- [TASK PROMPT] Copy out each line below that has the word "JSON" in it.

- [DATA FOR PROCESSING]
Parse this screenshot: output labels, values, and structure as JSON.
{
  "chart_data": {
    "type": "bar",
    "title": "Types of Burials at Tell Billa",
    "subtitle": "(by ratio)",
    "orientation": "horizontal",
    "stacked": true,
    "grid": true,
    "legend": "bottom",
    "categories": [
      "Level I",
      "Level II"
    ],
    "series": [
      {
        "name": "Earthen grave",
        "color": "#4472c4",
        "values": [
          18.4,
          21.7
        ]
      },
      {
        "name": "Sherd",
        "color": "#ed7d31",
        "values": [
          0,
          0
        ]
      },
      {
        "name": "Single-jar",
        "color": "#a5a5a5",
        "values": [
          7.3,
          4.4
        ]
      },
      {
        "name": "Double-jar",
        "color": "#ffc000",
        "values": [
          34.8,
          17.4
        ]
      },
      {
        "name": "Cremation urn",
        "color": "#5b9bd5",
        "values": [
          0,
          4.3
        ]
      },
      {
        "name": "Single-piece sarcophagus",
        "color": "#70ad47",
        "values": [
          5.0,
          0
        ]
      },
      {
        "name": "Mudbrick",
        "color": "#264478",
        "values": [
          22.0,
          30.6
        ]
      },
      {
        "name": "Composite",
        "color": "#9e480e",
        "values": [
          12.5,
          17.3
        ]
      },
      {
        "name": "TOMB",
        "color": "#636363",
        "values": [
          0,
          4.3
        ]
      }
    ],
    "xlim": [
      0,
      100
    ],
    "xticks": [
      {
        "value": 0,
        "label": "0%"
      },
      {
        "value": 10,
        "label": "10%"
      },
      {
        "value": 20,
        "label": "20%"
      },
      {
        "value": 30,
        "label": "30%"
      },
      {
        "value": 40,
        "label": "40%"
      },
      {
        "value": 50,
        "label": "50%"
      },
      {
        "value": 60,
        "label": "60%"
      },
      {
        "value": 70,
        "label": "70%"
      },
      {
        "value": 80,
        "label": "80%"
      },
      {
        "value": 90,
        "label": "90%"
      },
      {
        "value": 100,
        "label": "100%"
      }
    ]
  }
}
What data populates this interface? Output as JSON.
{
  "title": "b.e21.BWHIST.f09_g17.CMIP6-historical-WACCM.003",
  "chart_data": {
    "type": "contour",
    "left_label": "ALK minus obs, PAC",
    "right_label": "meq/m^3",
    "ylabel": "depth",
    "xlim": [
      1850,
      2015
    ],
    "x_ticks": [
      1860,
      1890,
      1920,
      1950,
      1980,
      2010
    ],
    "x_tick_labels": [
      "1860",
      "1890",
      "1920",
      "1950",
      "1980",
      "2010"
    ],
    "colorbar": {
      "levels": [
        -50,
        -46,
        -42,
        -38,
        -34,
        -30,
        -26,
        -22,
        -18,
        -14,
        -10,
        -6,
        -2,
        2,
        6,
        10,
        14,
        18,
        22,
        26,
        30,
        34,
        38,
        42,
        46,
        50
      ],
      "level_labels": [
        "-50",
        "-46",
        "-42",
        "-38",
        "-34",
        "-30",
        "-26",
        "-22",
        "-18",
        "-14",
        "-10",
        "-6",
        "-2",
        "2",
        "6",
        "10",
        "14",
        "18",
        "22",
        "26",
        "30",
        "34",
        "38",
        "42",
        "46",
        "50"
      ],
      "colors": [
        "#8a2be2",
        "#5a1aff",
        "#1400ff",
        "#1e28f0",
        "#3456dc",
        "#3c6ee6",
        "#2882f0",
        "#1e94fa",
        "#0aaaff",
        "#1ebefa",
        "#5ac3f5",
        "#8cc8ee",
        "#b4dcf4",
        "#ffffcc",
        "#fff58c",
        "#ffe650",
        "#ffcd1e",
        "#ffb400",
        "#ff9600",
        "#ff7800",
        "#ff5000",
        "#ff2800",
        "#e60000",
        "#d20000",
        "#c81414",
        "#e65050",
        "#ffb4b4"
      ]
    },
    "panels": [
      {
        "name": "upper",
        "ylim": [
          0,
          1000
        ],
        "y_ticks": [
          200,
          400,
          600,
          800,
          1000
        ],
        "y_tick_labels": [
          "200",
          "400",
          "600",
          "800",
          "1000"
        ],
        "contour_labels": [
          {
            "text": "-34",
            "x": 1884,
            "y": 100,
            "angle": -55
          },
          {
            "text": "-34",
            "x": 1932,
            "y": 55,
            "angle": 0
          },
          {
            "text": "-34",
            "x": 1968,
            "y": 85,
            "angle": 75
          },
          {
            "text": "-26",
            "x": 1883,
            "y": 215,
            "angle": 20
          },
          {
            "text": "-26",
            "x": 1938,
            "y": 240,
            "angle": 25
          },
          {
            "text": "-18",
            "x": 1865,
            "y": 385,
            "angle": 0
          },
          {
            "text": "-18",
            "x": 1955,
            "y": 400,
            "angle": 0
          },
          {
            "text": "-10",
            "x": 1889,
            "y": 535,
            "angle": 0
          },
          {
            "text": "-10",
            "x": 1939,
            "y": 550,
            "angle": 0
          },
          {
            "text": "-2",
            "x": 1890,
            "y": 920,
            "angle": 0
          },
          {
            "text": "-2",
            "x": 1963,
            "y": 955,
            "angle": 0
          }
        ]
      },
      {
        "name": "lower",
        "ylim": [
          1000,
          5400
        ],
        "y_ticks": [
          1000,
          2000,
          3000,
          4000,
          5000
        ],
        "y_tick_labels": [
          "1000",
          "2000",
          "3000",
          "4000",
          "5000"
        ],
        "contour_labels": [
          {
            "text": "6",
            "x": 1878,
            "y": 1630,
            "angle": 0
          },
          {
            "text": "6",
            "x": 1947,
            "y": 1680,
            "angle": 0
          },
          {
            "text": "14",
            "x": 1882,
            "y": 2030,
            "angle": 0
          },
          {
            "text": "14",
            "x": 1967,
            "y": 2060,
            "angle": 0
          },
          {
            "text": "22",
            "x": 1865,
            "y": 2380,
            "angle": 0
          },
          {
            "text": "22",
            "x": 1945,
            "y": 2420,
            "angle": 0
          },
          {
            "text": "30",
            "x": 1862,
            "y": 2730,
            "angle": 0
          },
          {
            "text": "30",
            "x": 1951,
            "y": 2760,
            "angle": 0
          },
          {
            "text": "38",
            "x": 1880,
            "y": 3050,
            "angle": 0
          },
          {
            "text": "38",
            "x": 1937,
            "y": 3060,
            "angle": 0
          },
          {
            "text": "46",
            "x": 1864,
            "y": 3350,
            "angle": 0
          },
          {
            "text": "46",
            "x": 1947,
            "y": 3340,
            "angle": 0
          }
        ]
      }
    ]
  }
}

- [RESULT FOR THIS TASK]
Parse this screenshot: output labels, values, and structure as JSON.
What data populates this interface? Output as JSON.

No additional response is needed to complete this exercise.